Stored items from a collection
** BEGIN **

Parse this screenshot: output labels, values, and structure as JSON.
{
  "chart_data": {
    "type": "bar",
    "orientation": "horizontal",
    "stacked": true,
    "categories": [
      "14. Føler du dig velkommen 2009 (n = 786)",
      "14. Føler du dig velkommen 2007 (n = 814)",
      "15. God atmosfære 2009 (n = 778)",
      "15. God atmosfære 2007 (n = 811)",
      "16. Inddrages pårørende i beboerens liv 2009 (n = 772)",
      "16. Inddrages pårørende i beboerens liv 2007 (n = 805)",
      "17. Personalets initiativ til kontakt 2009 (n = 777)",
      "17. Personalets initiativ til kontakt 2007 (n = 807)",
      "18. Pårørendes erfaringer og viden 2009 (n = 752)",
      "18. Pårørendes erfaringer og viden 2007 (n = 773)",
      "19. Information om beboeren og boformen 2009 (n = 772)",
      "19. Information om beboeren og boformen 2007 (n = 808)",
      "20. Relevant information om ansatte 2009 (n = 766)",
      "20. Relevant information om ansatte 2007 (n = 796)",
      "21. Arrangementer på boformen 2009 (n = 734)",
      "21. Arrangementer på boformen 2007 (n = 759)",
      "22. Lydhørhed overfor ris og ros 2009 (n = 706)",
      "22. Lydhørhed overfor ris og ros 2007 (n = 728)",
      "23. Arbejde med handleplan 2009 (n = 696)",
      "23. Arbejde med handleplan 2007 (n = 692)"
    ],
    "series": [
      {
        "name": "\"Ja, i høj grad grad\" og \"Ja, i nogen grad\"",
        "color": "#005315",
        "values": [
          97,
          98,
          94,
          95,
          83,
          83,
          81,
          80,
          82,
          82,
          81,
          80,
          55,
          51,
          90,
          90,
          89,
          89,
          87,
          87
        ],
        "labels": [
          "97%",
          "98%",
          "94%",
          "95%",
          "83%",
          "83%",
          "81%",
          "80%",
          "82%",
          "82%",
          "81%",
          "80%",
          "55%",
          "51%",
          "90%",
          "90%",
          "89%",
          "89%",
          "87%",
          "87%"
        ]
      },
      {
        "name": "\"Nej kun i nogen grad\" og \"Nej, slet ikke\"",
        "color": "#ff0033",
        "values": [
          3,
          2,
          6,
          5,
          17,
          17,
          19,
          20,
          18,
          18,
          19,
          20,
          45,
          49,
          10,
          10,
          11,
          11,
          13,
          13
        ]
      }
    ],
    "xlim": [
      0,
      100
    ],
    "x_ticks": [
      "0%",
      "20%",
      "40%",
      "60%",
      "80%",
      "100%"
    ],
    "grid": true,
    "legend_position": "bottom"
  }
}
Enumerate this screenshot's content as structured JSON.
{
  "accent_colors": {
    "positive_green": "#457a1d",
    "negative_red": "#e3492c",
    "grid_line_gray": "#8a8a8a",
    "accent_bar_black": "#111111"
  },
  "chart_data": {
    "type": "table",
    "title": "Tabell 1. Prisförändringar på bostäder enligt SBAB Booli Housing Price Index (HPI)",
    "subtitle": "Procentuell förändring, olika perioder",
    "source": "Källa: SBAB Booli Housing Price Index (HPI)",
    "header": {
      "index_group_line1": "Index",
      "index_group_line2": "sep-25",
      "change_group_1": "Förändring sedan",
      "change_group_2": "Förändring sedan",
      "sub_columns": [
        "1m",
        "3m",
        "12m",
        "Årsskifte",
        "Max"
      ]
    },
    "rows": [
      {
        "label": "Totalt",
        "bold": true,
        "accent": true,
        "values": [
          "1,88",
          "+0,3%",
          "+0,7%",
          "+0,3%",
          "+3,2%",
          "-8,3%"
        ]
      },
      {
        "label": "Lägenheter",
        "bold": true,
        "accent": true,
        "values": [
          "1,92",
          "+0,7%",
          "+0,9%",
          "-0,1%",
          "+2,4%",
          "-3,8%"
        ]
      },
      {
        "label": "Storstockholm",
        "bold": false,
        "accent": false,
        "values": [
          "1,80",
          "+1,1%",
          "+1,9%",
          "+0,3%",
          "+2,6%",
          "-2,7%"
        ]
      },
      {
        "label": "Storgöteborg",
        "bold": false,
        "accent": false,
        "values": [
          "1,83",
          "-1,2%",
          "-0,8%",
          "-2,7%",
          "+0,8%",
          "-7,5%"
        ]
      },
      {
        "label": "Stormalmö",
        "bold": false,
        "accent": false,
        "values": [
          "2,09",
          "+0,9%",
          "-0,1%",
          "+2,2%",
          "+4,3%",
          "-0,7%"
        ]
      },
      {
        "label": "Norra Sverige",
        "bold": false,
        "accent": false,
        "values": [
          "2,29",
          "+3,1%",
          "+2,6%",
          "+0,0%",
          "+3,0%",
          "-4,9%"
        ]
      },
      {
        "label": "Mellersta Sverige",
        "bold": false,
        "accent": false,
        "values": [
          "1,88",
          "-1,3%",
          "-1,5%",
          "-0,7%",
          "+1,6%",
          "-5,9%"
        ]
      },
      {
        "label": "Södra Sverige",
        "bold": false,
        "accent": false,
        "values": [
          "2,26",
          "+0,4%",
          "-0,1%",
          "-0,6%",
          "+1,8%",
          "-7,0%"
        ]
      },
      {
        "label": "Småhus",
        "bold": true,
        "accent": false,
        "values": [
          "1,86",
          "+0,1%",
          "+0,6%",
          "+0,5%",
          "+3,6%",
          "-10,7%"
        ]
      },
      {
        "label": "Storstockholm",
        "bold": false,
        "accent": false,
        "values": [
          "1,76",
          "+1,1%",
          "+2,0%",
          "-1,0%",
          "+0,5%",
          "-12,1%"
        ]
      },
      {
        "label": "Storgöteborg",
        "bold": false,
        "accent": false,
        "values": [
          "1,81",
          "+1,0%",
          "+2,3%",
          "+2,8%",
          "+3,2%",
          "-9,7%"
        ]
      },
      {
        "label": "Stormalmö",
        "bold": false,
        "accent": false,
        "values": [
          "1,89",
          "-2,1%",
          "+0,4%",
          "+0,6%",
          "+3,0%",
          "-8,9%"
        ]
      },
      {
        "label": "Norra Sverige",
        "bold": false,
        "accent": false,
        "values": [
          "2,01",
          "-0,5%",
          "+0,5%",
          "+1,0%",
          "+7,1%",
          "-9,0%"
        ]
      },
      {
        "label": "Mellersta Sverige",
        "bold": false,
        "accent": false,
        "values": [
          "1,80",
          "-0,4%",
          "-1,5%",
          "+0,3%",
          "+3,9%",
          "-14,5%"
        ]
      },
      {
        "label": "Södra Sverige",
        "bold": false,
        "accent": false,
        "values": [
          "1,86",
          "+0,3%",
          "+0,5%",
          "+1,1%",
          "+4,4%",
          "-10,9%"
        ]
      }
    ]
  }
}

** END **

- _SET EXERCISE_: Copy out every line of the data that includes "Price".

- _SOLUTION FOR THIS PROBLEM_:
    "title": "Tabell 1. Prisförändringar på bostäder enligt SBAB Booli Housing Price Index (HPI)",
    "source": "Källa: SBAB Booli Housing Price Index (HPI)",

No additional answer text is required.